Las terceras... y quizás las cuartas

Cuando se tiene la oportunidad de escribir desde una tribuna como la de EL ESPAÑOL, la primera preocupación es interesar a los lectores, lo que implica ser original. Para empezar, original con respecto a uno mismo, no calcando descripciones ni argumentos ya usados, aunque se mantengan principios y criterios. Por eso, cada vez me parece más difícil innovar opinando sobre política en una coyuntura tan estancada como la actual donde desde hace meses los primeros actores se tambalean lentamente como boxeadores acobardados que no se atreven a librarse del abrazo de los otros por miedo a recibir el primer golpe (sirva como prueba que esta metáfora creo que se la leí a alguien).

Confesando pues mi falta de imaginación para no repetirme, pido comprensión para hacerlo a conciencia, volviendo sobre algunos de mis artículos de los últimos meses para analizar si “a mismas causas, mismos efectos”. Ya que apenas ha cambiado nada desde el 20-D (salvo la indignación ciudadana, que aún habrá de crecer, tras pasar por la perplejidad y la frustración que anunciara el director de este periódico), veamos si siguen valiendo las opiniones y sugerencias que me permití exponer o, si por el contrario, se ha demostrado que los diagnósticos erraban y harían falta otros remedios.

Con deformación ingenieril, cuando reflexiono sobre política estimo “a ojímetro” un porcentaje de probabilidad de que sucedan los distintos escenarios que se van abriendo. En la misma noche del 20-D supuse –como muchos otros– que lo más verosímil (probabilidad > 50%) era que volveríamos a las urnas, aunque no me pareciera una opción deseable. Así que propuse que esa legislatura corta podría al menos ser muy útil si sirviera para empezar a retirar las principales rigideces que dificultan la reforma de nuestro sistema político.

Defendí en particular que se adoptara una ley electoral más proporcional, ya que la razonable virtud de favorecer la gobernabilidad que hasta ahora proporcionaba el sistema actual se desvirtúa en un entorno tri o tetrapartidista, donde el primer partido ya no alcanza ni roza la mayoría absoluta y, sin embargo, se producen importantes diferencias de votos para conseguir un acta de diputado, y casi se ha llegado al absurdo de que el segundo partido en las urnas hubiese sido el tercero en escaños. Más acusado es el efecto en el Senado donde un ganador con menos de un tercio de los votos logra dos tercios de los escaños que le permitirían bloquear cualquier reforma constitucional.

▶ Material a procesar
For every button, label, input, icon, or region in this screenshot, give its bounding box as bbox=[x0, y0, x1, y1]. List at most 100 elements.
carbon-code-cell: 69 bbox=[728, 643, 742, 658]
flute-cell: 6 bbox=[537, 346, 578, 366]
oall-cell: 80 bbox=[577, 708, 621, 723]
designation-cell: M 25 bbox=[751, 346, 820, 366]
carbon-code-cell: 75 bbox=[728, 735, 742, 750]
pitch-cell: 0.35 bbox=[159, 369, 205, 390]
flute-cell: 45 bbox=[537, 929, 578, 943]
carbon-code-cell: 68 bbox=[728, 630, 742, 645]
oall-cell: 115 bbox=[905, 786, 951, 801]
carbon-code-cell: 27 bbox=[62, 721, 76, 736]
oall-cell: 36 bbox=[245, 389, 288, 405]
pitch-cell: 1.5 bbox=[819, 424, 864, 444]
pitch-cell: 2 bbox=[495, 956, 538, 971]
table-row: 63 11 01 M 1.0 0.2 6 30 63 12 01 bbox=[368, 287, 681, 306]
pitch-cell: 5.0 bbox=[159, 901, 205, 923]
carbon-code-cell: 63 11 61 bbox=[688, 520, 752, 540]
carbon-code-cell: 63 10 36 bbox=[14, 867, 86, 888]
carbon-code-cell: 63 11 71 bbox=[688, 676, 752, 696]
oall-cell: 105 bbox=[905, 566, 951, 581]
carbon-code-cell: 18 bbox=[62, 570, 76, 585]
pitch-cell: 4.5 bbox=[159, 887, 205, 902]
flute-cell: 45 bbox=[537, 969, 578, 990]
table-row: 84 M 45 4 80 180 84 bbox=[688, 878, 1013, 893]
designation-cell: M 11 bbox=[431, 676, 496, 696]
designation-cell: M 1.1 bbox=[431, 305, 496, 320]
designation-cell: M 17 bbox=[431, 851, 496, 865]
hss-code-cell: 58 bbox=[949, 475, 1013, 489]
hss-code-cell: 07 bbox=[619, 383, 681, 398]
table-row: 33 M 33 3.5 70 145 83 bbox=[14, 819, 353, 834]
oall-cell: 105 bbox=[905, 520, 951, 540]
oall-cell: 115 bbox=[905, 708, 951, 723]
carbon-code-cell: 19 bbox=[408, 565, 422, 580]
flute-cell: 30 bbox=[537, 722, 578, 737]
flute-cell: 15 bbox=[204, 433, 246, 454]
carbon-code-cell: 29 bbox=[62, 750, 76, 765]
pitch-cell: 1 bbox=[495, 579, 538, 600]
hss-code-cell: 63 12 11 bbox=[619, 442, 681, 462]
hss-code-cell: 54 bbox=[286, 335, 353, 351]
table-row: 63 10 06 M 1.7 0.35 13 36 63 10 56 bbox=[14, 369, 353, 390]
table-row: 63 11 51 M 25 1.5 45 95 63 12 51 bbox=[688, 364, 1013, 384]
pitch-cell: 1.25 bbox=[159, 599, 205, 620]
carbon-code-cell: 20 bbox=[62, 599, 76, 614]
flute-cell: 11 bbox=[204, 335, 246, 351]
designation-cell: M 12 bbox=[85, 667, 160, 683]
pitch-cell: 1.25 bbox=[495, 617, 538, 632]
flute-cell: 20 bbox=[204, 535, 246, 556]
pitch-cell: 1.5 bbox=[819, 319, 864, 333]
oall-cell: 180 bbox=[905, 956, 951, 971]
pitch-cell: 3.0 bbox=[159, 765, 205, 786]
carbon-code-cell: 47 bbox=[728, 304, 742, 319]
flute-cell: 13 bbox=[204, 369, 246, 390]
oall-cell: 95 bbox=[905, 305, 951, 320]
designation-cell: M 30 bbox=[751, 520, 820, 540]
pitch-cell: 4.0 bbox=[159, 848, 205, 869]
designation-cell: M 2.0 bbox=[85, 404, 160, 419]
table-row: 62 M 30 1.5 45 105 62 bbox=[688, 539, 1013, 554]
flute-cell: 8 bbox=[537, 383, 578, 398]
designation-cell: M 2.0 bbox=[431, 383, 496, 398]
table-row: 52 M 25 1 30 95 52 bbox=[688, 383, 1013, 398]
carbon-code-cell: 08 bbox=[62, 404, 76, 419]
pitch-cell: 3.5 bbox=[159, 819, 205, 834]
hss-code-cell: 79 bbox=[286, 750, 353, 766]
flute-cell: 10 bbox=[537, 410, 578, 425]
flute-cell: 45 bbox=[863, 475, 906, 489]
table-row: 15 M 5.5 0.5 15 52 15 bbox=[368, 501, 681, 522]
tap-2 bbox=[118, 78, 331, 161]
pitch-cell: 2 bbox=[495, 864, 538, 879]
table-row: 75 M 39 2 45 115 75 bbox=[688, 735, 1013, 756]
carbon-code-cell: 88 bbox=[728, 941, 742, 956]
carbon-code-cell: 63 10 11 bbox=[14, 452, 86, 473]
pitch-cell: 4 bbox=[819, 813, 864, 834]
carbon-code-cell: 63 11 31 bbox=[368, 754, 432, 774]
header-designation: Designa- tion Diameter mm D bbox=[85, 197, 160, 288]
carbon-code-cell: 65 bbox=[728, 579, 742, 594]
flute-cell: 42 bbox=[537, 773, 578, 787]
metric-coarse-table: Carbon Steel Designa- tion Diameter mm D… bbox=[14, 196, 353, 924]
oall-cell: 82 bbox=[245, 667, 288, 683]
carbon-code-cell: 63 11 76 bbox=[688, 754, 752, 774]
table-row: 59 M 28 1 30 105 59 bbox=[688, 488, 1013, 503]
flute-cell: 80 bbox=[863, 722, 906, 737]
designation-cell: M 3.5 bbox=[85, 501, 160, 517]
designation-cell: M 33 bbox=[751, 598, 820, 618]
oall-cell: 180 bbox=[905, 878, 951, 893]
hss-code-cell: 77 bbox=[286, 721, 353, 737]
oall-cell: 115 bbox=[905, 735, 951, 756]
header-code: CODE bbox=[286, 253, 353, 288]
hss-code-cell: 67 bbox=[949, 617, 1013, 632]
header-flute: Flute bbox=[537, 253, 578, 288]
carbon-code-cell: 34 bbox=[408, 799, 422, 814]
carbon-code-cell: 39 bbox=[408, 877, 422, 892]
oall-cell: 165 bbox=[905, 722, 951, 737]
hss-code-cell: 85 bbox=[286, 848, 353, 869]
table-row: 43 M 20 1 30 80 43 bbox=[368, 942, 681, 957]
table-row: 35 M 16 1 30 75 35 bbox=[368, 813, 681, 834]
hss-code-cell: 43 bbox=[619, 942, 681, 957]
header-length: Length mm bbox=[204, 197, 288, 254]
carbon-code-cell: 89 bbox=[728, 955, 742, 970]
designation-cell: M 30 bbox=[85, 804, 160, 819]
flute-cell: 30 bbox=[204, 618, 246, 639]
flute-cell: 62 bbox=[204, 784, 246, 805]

▶ Qué debes hacer
#1 Expresa como una lista JSON de cadenas, una por línea y sin líneas en blanco, el tramo de los registros que va desde su inicio hasta la línea que contiene "pitch-cell: 1.5 bbox=[819, 424, 864, 444]", con ambos extremos incluidos.
#2 Continúa el artículo sobre la política española tras el 20-D a partir de su última oración.
El texto y los registros son independientes entre sí.

▶ Respuestas por tarea
#1
[
  "For every button, label, input, icon, or region in this screenshot, give its bounding box as bbox=[x0, y0, x1, y1]. List at most 100 elements.",
  "carbon-code-cell: 69 bbox=[728, 643, 742, 658]",
  "flute-cell: 6 bbox=[537, 346, 578, 366]",
  "oall-cell: 80 bbox=[577, 708, 621, 723]",
  "designation-cell: M 25 bbox=[751, 346, 820, 366]",
  "carbon-code-cell: 75 bbox=[728, 735, 742, 750]",
  "pitch-cell: 0.35 bbox=[159, 369, 205, 390]",
  "flute-cell: 45 bbox=[537, 929, 578, 943]",
  "carbon-code-cell: 68 bbox=[728, 630, 742, 645]",
  "oall-cell: 115 bbox=[905, 786, 951, 801]",
  "carbon-code-cell: 27 bbox=[62, 721, 76, 736]",
  "oall-cell: 36 bbox=[245, 389, 288, 405]",
  "pitch-cell: 1.5 bbox=[819, 424, 864, 444]"
]

#2
Pensaba y sigo pensando que no se trata tanto de que sea imprescindible enmendar nuestra Carta Magna (mucho se puede resolver “solo” legislando y gobernando con acierto) como de saber que, si se intentara, ningún partido podría aprovecharse de la ventaja en escaños que hubiera logrado con una ley electoral desprestigiada. Un sistema bastante más proporcional resultaría un potente catalizador para que los partidos ganaran en confianza para pactar (al perder una poderosa razón para resistirse a hacerlo). Y, si el bloqueo persistiese, un cambio constitucional para que la moción de censura a un gobierno no resultara tan difícil, resultaría más asequible.

Intenté explicar que esa reforma electoral era posible porque las Cortes Generales pueden legislar aunque el Gobierno esté en funciones, y que el Ejecutivo solo puede frenar aquellas propuestas que impliquen más gasto o menos ingresos, pero no disposiciones de estricto contenido “político” como es una reforma electoral. Además había suficiente tiempo para tramitar esa ley. En efecto, una semana después de constituidas las cámaras ya están formados los grupos parlamentarios, puede pues reunirse la Junta de Portavoces (la Mesa se conforma desde el primer día de la legislatura) y por lo tanto pueden inmediatamente fijarse órdenes del día para plenos.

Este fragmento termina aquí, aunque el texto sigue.